─── Data to process ───
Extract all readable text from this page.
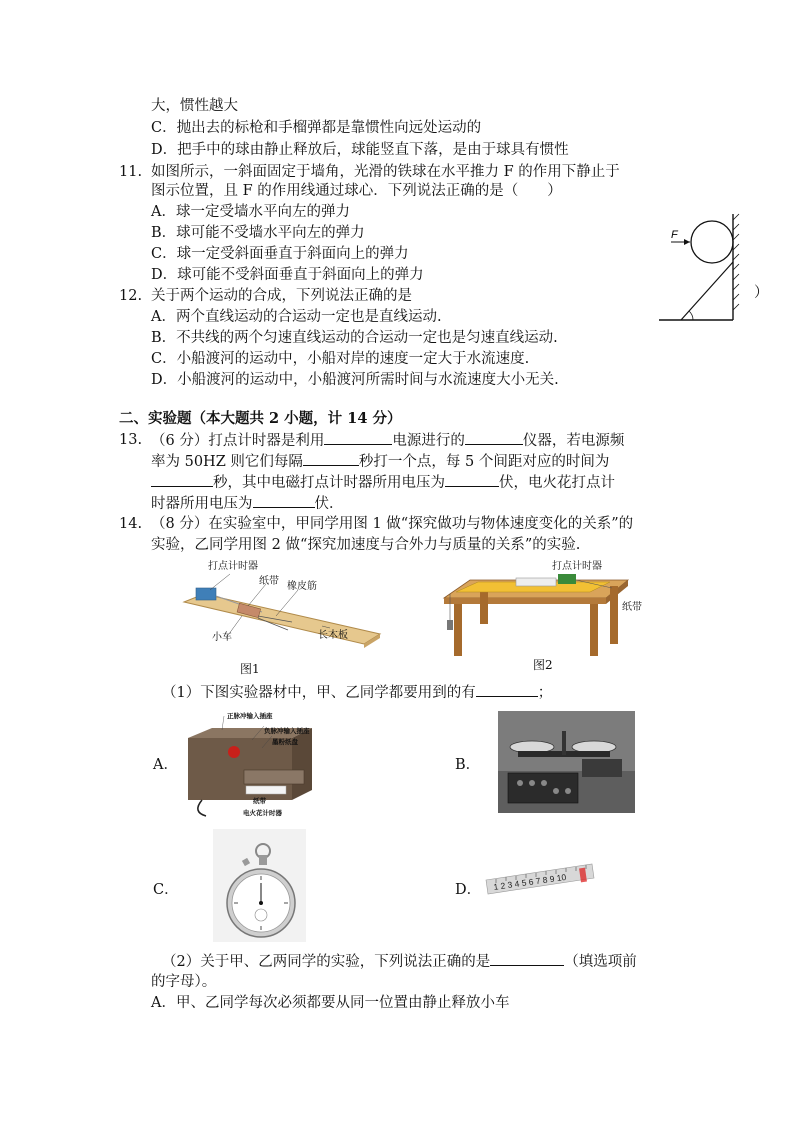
大，惯性越大
C．抛出去的标枪和手榴弹都是靠惯性向远处运动的
D．把手中的球由静止释放后，球能竖直下落，是由于球具有惯性
11. 如图所示，一斜面固定于墙角，光滑的铁球在水平推力 F 的作用下静止于
图示位置，且 F 的作用线通过球心．下列说法正确的是（　　）
A．球一定受墙水平向左的弹力
B．球可能不受墙水平向左的弹力
C．球一定受斜面垂直于斜面向上的弹力
D．球可能不受斜面垂直于斜面向上的弹力
F
）
12. 关于两个运动的合成，下列说法正确的是
A．两个直线运动的合运动一定也是直线运动.
B．不共线的两个匀速直线运动的合运动一定也是匀速直线运动.
C．小船渡河的运动中，小船对岸的速度一定大于水流速度.
D．小船渡河的运动中，小船渡河所需时间与水流速度大小无关.
二、实验题（本大题共 2 小题，计 14 分）
13. （6 分）打点计时器是利用	电源进行的	仪器，若电源频
率为 50HZ 则它们每隔	秒打一个点，每 5 个间距对应的时间为
秒，其中电磁打点计时器所用电压为	伏，电火花打点计
时器所用电压为	伏．
14. （8 分）在实验室中，甲同学用图 1 做“探究做功与物体速度变化的关系”的
实验，乙同学用图 2 做“探究加速度与合外力与质量的关系”的实验.
打点计时器
纸带 橡皮筋
小车	长木板
图1
打点计时器
纸带
图2
（1）下图实验器材中，甲、乙同学都要用到的有	；
A．
正脉冲输入插座
负脉冲输入插座
墨粉纸盘
纸带
电火花计时器
B．
C．	D． 1 2 3 4 5 6 7 8 9 10
（2）关于甲、乙两同学的实验，下列说法正确的是	（填选项前
的字母）。
A．甲、乙同学每次必须都要从同一位置由静止释放小车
───
Filter the data, keeping only the lines that contain "下列说法正确的是".

- **Answer to the problem**
图示位置，且 F 的作用线通过球心．下列说法正确的是（　　）
12. 关于两个运动的合成，下列说法正确的是
（2）关于甲、乙两同学的实验，下列说法正确的是	（填选项前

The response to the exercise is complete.